* **PAGE EXCERPT**
····················

UGA Football Concerns:

1. David Daniel Sisavanh had a rough day in place of Javon Bullard. For a player who has been in the program for three seasons, Saturday’s effort was, in a word, poor. Three of South Carolina’s biggest chunk plays were a result of DDS either losing his man in coverage or just being lost. Bullard’s injury will be a season-long trial, and DDS needs to be better. 

2. Offensive line play was inconsistent. Xavier Truss and Sedrick Van Pran both had key missed blocks that either caused a loss or sack. Truss specifically was bad while at guard as he was out over his toes frequently, enabling defensive linemen to get past him easily. Combination blocks weren’t executed, and only Daijun Edwards’ vision saved several tackles for loss. Only when Truss moved to right tackle in place of the injured Amarius Mims with Dylan Fairchild occupying left guard did the offensive line begin to assert themselves. Earnest Greene is still a work in progress, as his relative inability to get to the second level to cut off linebacker pursuit stood out over and over. I will say the line play got better as the game went on, but it’s still not what’s been expected.

3. Play calling was... interesting. South Carolina generally had 8 or 9 defenders within eight yards of the line of scrimmage in the first half, especially when Georgia lined up in bunch or tight formations. It’s really hard to run against that. It is also increasingly difficult to accurately throw short passes when lanes are full of opposing players. The wide receiver screens were generally effective against that defensive look, but once Georgia took a couple of shots in the third quarter the box loosened.

····················

* **PROVIDED MATERIAL**
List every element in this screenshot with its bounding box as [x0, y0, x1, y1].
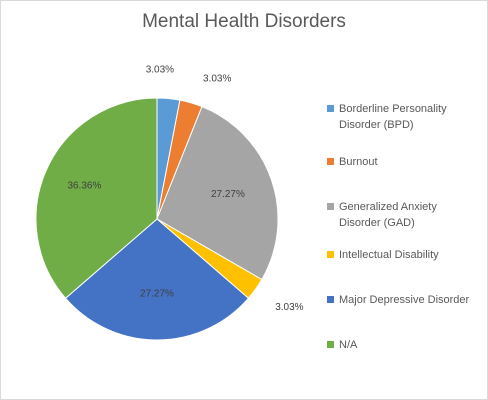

····················

* **WHAT IS REQUIRED**
Repeat the whole UGA football concerns text word for word.

* **THE RESULT**
UGA Football Concerns:

1. David Daniel Sisavanh had a rough day in place of Javon Bullard. For a player who has been in the program for three seasons, Saturday’s effort was, in a word, poor. Three of South Carolina’s biggest chunk plays were a result of DDS either losing his man in coverage or just being lost. Bullard’s injury will be a season-long trial, and DDS needs to be better. 

2. Offensive line play was inconsistent. Xavier Truss and Sedrick Van Pran both had key missed blocks that either caused a loss or sack. Truss specifically was bad while at guard as he was out over his toes frequently, enabling defensive linemen to get past him easily. Combination blocks weren’t executed, and only Daijun Edwards’ vision saved several tackles for loss. Only when Truss moved to right tackle in place of the injured Amarius Mims with Dylan Fairchild occupying left guard did the offensive line begin to assert themselves. Earnest Greene is still a work in progress, as his relative inability to get to the second level to cut off linebacker pursuit stood out over and over. I will say the line play got better as the game went on, but it’s still not what’s been expected.

3. Play calling was... interesting. South Carolina generally had 8 or 9 defenders within eight yards of the line of scrimmage in the first half, especially when Georgia lined up in bunch or tight formations. It’s really hard to run against that. It is also increasingly difficult to accurately throw short passes when lanes are full of opposing players. The wide receiver screens were generally effective against that defensive look, but once Georgia took a couple of shots in the third quarter the box loosened.